start Data for this task

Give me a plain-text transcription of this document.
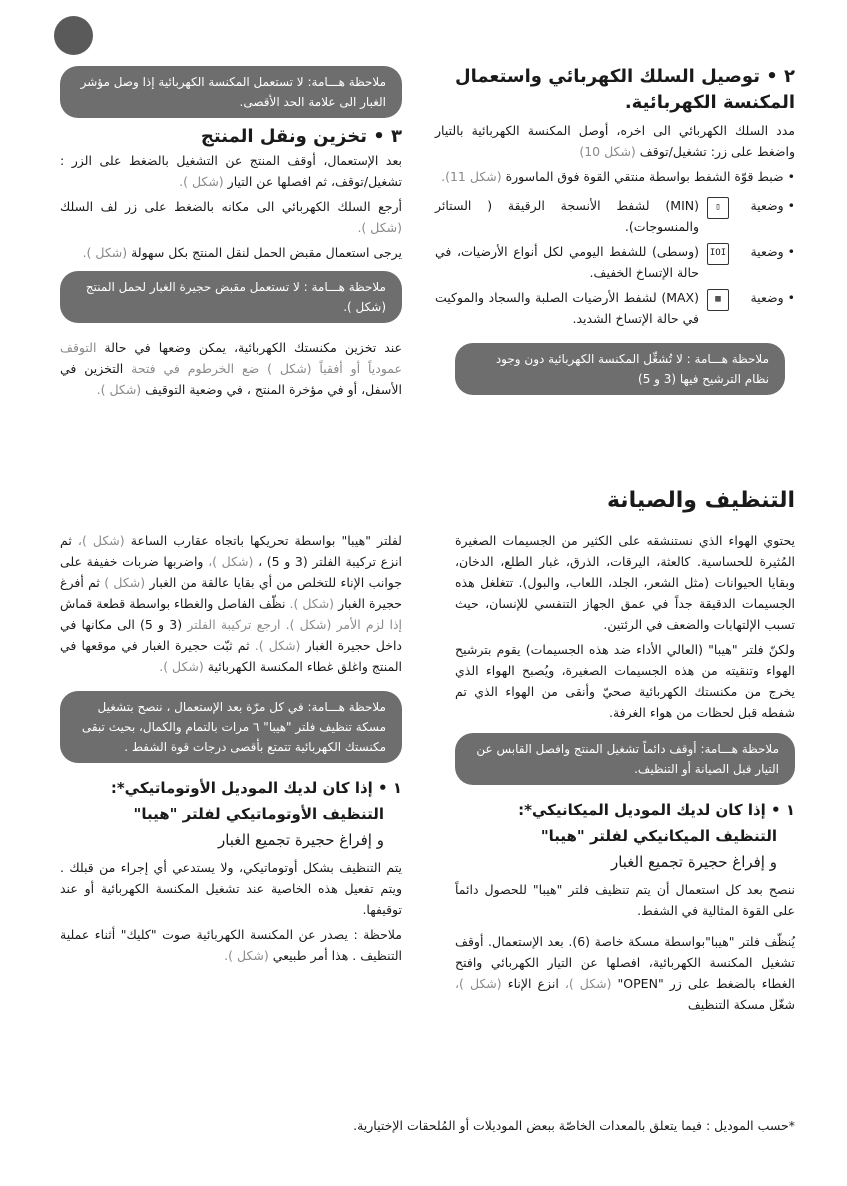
٢ • توصيل السلك الكهربائي واستعمال
المكنسة الكهربائية.

مدد السلك الكهربائي الى اخره، أوصل المكنسة الكهربائية بالتيار واضغط على زر: تشغيل/توقف (شكل 10)

• ضبط قوّة الشفط بواسطة منتقي القوة فوق الماسورة (شكل 11).

• وضعية
▯
(MIN) لشفط الأنسجة الرقيقة ( الستائر والمنسوجات).
• وضعية
IOI
(وسطى) للشفط اليومي لكل أنواع الأرضيات، في حالة الإتساخ الخفيف.
• وضعية
▦
(MAX) لشفط الأرضيات الصلبة والسجاد والموكيت في حالة الإتساخ الشديد.
ملاحظة هـــامة : لا تُشغِّل المكنسة الكهربائية دون وجود نظام الترشيح فيها (3 و 5)
ملاحظة هـــامة: لا تستعمل المكنسة الكهربائية إذا وصل مؤشر الغبار الى علامة الحد الأقصى.
٣ • تخزين ونقل المنتج

بعد الإستعمال، أوقف المنتج عن التشغيل بالضغط على الزر : تشغيل/توقف، ثم افصلها عن التيار (شكل ).

أرجع السلك الكهربائي الى مكانه بالضغط على زر لف السلك (شكل ).

يرجى استعمال مقبض الحمل لنقل المنتج بكل سهولة (شكل ).

ملاحظة هـــامة : لا تستعمل مقبض حجيرة الغبار لحمل المنتج (شكل ).

عند تخزين مكنستك الكهربائية، يمكن وضعها في حالة التوقف عمودياً أو أفقياً (شكل ) ضع الخرطوم في فتحة التخزين في الأسفل، أو في مؤخرة المنتج ، في وضعية التوقيف (شكل ).

التنظيف والصيانة

يحتوي الهواء الذي نستنشقه على الكثير من الجسيمات الصغيرة المُثيرة للحساسية. كالعثة، اليرقات، الذرق، غبار الطلع، الدخان، وبقايا الحيوانات (مثل الشعر، الجلد، اللعاب، والبول). تتغلغل هذه الجسيمات الدقيقة جداً في عمق الجهاز التنفسي للإنسان، حيث تسبب الإلتهابات والضعف في الرئتين.

ولكنّ فلتر "هيبا" (العالي الأداء ضد هذه الجسيمات) يقوم بترشيح الهواء وتنقيته من هذه الجسيمات الصغيرة، ويُصبح الهواء الذي يخرج من مكنستك الكهربائية صحيّ وأنقى من الهواء الذي تم شفطه قبل لحظات من هواء الغرفة.

ملاحظة هـــامة: أوقف دائماً تشغيل المنتج وافصل القابس عن التيار قبل الصيانة أو التنظيف.

١ • إذا كان لديك الموديل الميكانيكي*:

التنظيف الميكانيكي لفلتر "هيبا"

و إفراغ حجيرة تجميع الغبار

ننصح بعد كل استعمال أن يتم تنظيف فلتر "هيبا" للحصول دائماً على القوة المثالية في الشفط.

يُنظّف فلتر "هيبا"بواسطة مسكة خاصة (6). بعد الإستعمال. أوقف تشغيل المكنسة الكهربائية، افصلها عن التيار الكهربائي وافتح الغطاء بالضغط على زر "OPEN" (شكل )، انزع الإناء (شكل )، شغّل مسكة التنظيف

لفلتر "هيبا" بواسطة تحريكها باتجاه عقارب الساعة (شكل )، ثم انزع تركيبة الفلتر (3 و 5) ، (شكل )، واضربها ضربات خفيفة على جوانب الإناء للتخلص من أي بقايا عالقة من الغبار (شكل ) ثم أفرغ حجيرة الغبار (شكل ). نظّف الفاصل والغطاء بواسطة قطعة قماش إذا لزم الأمر (شكل ). ارجع تركيبة الفلتر (3 و 5) الى مكانها في داخل حجيرة الغبار (شكل ). ثم ثبّت حجيرة الغبار في موقعها في المنتج واغلق غطاء المكنسة الكهربائية (شكل ).

ملاحظة هـــامة: في كل مرّة بعد الإستعمال ، ننصح بتشغيل مسكة تنظيف فلتر "هيبا" ٦ مرات بالتمام والكمال، بحيث تبقى مكنستك الكهربائية تتمتع بأقصى درجات قوة الشفط .

١ • إذا كان لديك الموديل الأوتوماتيكي*:

التنظيف الأوتوماتيكي لفلتر "هيبا"

و إفراغ حجيرة تجميع الغبار

يتم التنظيف بشكل أوتوماتيكي، ولا يستدعي أي إجراء من قبلك . ويتم تفعيل هذه الخاصية عند تشغيل المكنسة الكهربائية أو عند توقيفها.

ملاحظة : يصدر عن المكنسة الكهربائية صوت "كليك" أثناء عملية التنظيف . هذا أمر طبيعي (شكل ).

*حسب الموديل : فيما يتعلق بالمعدات الخاصّة ببعض الموديلات أو المُلحقات الإختيارية.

end Data for this task

Reproduce each line exactly as it appears, omitting the pictures.

Complete answer
Give me a plain-text transcription of this document.
٢ • توصيل السلك الكهربائي واستعمال
المكنسة الكهربائية.

مدد السلك الكهربائي الى اخره، أوصل المكنسة الكهربائية بالتيار واضغط على زر: تشغيل/توقف (شكل 10)

• ضبط قوّة الشفط بواسطة منتقي القوة فوق الماسورة (شكل 11).

• وضعية
▯
(MIN) لشفط الأنسجة الرقيقة ( الستائر والمنسوجات).
• وضعية
IOI
(وسطى) للشفط اليومي لكل أنواع الأرضيات، في حالة الإتساخ الخفيف.
• وضعية
▦
(MAX) لشفط الأرضيات الصلبة والسجاد والموكيت في حالة الإتساخ الشديد.
ملاحظة هـــامة : لا تُشغِّل المكنسة الكهربائية دون وجود نظام الترشيح فيها (3 و 5)
ملاحظة هـــامة: لا تستعمل المكنسة الكهربائية إذا وصل مؤشر الغبار الى علامة الحد الأقصى.
٣ • تخزين ونقل المنتج

بعد الإستعمال، أوقف المنتج عن التشغيل بالضغط على الزر : تشغيل/توقف، ثم افصلها عن التيار (شكل ).

أرجع السلك الكهربائي الى مكانه بالضغط على زر لف السلك (شكل ).

يرجى استعمال مقبض الحمل لنقل المنتج بكل سهولة (شكل ).

ملاحظة هـــامة : لا تستعمل مقبض حجيرة الغبار لحمل المنتج (شكل ).

عند تخزين مكنستك الكهربائية، يمكن وضعها في حالة التوقف عمودياً أو أفقياً (شكل ) ضع الخرطوم في فتحة التخزين في الأسفل، أو في مؤخرة المنتج ، في وضعية التوقيف (شكل ).

التنظيف والصيانة

يحتوي الهواء الذي نستنشقه على الكثير من الجسيمات الصغيرة المُثيرة للحساسية. كالعثة، اليرقات، الذرق، غبار الطلع، الدخان، وبقايا الحيوانات (مثل الشعر، الجلد، اللعاب، والبول). تتغلغل هذه الجسيمات الدقيقة جداً في عمق الجهاز التنفسي للإنسان، حيث تسبب الإلتهابات والضعف في الرئتين.

ولكنّ فلتر "هيبا" (العالي الأداء ضد هذه الجسيمات) يقوم بترشيح الهواء وتنقيته من هذه الجسيمات الصغيرة، ويُصبح الهواء الذي يخرج من مكنستك الكهربائية صحيّ وأنقى من الهواء الذي تم شفطه قبل لحظات من هواء الغرفة.

ملاحظة هـــامة: أوقف دائماً تشغيل المنتج وافصل القابس عن التيار قبل الصيانة أو التنظيف.

١ • إذا كان لديك الموديل الميكانيكي*:

التنظيف الميكانيكي لفلتر "هيبا"

و إفراغ حجيرة تجميع الغبار

ننصح بعد كل استعمال أن يتم تنظيف فلتر "هيبا" للحصول دائماً على القوة المثالية في الشفط.

يُنظّف فلتر "هيبا"بواسطة مسكة خاصة (6). بعد الإستعمال. أوقف تشغيل المكنسة الكهربائية، افصلها عن التيار الكهربائي وافتح الغطاء بالضغط على زر "OPEN" (شكل )، انزع الإناء (شكل )، شغّل مسكة التنظيف

لفلتر "هيبا" بواسطة تحريكها باتجاه عقارب الساعة (شكل )، ثم انزع تركيبة الفلتر (3 و 5) ، (شكل )، واضربها ضربات خفيفة على جوانب الإناء للتخلص من أي بقايا عالقة من الغبار (شكل ) ثم أفرغ حجيرة الغبار (شكل ). نظّف الفاصل والغطاء بواسطة قطعة قماش إذا لزم الأمر (شكل ). ارجع تركيبة الفلتر (3 و 5) الى مكانها في داخل حجيرة الغبار (شكل ). ثم ثبّت حجيرة الغبار في موقعها في المنتج واغلق غطاء المكنسة الكهربائية (شكل ).

ملاحظة هـــامة: في كل مرّة بعد الإستعمال ، ننصح بتشغيل مسكة تنظيف فلتر "هيبا" ٦ مرات بالتمام والكمال، بحيث تبقى مكنستك الكهربائية تتمتع بأقصى درجات قوة الشفط .

١ • إذا كان لديك الموديل الأوتوماتيكي*:

التنظيف الأوتوماتيكي لفلتر "هيبا"

و إفراغ حجيرة تجميع الغبار

يتم التنظيف بشكل أوتوماتيكي، ولا يستدعي أي إجراء من قبلك . ويتم تفعيل هذه الخاصية عند تشغيل المكنسة الكهربائية أو عند توقيفها.

ملاحظة : يصدر عن المكنسة الكهربائية صوت "كليك" أثناء عملية التنظيف . هذا أمر طبيعي (شكل ).

*حسب الموديل : فيما يتعلق بالمعدات الخاصّة ببعض الموديلات أو المُلحقات الإختيارية.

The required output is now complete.